◆ TASK PROMPT: List every line below containing "videos".

* START MATERIAL PROVIDED *

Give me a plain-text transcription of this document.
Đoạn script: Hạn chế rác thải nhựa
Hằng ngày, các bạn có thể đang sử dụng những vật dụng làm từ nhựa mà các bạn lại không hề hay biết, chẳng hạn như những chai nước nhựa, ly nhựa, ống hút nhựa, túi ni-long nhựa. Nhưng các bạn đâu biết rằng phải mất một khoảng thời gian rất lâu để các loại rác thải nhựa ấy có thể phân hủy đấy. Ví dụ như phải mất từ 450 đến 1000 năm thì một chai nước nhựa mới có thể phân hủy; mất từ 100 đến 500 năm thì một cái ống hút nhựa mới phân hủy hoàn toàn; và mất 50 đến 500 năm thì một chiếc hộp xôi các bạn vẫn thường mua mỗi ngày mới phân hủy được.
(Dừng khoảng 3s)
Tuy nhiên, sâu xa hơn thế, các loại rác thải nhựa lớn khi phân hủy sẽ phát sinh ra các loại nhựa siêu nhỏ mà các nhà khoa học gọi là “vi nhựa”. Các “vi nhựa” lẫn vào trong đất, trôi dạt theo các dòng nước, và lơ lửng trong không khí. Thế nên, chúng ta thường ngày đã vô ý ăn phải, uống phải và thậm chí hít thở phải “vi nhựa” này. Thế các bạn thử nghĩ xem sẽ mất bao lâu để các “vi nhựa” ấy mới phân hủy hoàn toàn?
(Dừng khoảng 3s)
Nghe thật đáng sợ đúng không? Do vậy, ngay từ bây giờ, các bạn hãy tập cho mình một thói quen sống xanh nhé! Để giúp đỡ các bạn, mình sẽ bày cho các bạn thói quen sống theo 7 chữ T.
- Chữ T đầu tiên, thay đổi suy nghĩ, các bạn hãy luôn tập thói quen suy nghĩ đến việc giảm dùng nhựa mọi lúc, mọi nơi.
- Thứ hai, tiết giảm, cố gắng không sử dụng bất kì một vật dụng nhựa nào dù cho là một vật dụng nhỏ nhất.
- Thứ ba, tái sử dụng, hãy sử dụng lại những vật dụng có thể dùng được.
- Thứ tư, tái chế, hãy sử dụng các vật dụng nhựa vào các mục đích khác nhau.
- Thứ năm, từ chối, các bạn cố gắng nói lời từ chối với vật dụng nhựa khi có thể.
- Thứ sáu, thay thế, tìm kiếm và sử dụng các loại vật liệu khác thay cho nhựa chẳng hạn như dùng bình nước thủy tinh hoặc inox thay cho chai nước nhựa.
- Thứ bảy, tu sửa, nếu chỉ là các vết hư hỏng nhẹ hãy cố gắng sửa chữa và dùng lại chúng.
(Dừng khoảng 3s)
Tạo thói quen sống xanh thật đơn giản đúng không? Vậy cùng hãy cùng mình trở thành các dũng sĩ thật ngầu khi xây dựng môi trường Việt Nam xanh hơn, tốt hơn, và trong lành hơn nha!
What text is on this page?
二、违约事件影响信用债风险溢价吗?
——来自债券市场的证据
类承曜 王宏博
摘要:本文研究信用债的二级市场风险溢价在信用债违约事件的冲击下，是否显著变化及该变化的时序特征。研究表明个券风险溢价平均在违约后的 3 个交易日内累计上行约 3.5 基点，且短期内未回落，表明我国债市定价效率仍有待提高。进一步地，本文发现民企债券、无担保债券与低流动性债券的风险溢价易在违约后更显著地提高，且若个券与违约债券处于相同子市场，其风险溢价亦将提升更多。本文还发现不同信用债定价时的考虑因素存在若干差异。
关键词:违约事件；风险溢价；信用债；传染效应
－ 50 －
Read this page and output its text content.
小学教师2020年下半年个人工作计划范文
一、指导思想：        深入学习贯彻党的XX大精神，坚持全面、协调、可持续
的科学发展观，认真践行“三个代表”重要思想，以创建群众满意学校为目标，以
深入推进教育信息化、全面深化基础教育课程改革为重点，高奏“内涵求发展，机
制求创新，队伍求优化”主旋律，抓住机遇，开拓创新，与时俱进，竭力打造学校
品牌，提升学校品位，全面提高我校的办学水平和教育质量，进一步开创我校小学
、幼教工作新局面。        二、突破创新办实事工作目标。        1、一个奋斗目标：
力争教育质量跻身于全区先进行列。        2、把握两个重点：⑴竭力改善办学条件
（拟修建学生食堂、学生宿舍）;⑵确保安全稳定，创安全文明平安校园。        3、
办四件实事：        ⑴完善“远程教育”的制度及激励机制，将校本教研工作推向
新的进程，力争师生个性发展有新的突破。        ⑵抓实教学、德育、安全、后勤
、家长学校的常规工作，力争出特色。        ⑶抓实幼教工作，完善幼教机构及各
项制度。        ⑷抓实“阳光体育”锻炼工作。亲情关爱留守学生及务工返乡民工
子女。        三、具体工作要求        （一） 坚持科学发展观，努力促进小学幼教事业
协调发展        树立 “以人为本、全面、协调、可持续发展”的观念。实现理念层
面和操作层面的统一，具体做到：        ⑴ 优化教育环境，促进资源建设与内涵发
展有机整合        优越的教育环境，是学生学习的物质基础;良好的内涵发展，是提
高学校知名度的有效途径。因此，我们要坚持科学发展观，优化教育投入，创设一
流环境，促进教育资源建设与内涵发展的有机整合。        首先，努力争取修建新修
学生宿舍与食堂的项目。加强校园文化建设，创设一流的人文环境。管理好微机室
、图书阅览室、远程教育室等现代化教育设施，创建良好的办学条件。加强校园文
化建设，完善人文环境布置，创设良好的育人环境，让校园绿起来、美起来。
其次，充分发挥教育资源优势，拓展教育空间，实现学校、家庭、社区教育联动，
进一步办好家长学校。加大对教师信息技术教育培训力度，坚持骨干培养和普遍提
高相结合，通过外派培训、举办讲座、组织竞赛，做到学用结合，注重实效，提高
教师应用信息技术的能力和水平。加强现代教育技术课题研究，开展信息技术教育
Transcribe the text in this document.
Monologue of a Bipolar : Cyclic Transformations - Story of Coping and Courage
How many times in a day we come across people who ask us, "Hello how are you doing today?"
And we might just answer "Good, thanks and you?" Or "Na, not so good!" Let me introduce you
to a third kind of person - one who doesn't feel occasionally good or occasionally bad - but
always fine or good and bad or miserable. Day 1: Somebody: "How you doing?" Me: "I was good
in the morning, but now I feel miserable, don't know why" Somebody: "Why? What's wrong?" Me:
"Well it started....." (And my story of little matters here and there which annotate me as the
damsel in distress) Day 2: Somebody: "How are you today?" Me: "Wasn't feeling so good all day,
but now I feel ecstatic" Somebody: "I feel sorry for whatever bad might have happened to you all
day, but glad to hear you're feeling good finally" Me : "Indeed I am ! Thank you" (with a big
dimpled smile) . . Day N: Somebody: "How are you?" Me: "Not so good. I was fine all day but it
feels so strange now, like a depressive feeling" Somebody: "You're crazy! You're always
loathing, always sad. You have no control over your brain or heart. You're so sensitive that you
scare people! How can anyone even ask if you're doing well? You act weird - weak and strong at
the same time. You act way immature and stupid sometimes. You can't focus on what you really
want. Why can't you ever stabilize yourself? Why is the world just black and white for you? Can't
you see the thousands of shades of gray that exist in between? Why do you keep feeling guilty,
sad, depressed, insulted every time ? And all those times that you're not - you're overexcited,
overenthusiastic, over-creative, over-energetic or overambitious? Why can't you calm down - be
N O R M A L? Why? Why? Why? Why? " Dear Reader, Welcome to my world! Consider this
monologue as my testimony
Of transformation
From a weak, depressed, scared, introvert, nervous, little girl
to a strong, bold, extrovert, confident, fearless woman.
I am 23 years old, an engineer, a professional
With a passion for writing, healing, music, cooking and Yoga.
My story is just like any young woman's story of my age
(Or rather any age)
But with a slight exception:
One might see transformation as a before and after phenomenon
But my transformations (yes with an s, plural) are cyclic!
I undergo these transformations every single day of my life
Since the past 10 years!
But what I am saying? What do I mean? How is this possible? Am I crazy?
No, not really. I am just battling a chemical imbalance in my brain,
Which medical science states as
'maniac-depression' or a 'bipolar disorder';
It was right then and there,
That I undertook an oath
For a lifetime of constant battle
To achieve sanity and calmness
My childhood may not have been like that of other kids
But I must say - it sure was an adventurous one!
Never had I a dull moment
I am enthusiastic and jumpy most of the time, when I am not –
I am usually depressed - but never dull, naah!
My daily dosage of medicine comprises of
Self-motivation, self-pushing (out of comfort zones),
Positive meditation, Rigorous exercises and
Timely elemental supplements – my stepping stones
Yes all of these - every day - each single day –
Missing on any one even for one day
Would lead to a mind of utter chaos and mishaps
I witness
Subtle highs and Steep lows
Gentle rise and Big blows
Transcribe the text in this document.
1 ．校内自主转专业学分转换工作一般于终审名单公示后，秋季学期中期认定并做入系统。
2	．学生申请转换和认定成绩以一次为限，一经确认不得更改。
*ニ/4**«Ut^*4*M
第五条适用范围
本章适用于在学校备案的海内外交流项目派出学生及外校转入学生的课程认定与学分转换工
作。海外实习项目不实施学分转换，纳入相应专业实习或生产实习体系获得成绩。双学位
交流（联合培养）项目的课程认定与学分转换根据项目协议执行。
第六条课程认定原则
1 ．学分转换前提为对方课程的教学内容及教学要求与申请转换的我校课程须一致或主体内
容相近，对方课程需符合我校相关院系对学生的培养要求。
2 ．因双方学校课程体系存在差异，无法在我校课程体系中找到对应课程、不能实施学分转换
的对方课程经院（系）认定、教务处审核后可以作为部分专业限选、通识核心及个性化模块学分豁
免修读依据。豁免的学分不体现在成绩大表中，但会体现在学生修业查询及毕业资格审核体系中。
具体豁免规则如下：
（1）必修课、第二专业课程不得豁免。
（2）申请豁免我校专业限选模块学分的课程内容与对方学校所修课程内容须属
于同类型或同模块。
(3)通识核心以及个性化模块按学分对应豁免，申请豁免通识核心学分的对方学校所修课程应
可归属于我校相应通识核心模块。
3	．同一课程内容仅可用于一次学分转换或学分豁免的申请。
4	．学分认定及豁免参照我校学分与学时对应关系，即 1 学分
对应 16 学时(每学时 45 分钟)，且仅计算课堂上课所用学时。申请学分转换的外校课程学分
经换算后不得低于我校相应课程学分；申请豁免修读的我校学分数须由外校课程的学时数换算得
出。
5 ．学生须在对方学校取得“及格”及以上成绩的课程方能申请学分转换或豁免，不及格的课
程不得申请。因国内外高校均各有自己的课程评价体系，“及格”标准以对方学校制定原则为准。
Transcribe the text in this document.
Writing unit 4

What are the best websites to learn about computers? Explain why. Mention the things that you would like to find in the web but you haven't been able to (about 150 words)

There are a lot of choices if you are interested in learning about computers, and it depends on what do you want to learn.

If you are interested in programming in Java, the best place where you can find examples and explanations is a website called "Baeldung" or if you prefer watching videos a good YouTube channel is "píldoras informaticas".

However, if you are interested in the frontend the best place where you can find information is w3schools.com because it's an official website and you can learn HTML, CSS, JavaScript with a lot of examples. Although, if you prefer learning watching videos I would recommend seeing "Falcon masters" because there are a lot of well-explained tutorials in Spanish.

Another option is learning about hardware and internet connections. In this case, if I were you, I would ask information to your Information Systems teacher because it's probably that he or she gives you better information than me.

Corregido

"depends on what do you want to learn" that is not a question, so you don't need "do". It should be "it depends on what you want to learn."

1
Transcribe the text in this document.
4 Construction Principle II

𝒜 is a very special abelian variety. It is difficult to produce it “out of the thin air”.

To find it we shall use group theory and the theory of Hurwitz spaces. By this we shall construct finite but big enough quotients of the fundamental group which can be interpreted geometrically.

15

* END MATERIAL PROVIDED *

◆ CORRECT ANSWER:
If you are interested in programming in Java, the best place where you can find examples and explanations is a website called "Baeldung" or if you prefer watching videos a good YouTube channel is "píldoras informaticas".
However, if you are interested in the frontend the best place where you can find information is w3schools.com because it's an official website and you can learn HTML, CSS, JavaScript with a lot of examples. Although, if you prefer learning watching videos I would recommend seeing "Falcon masters" because there are a lot of well-explained tutorials in Spanish.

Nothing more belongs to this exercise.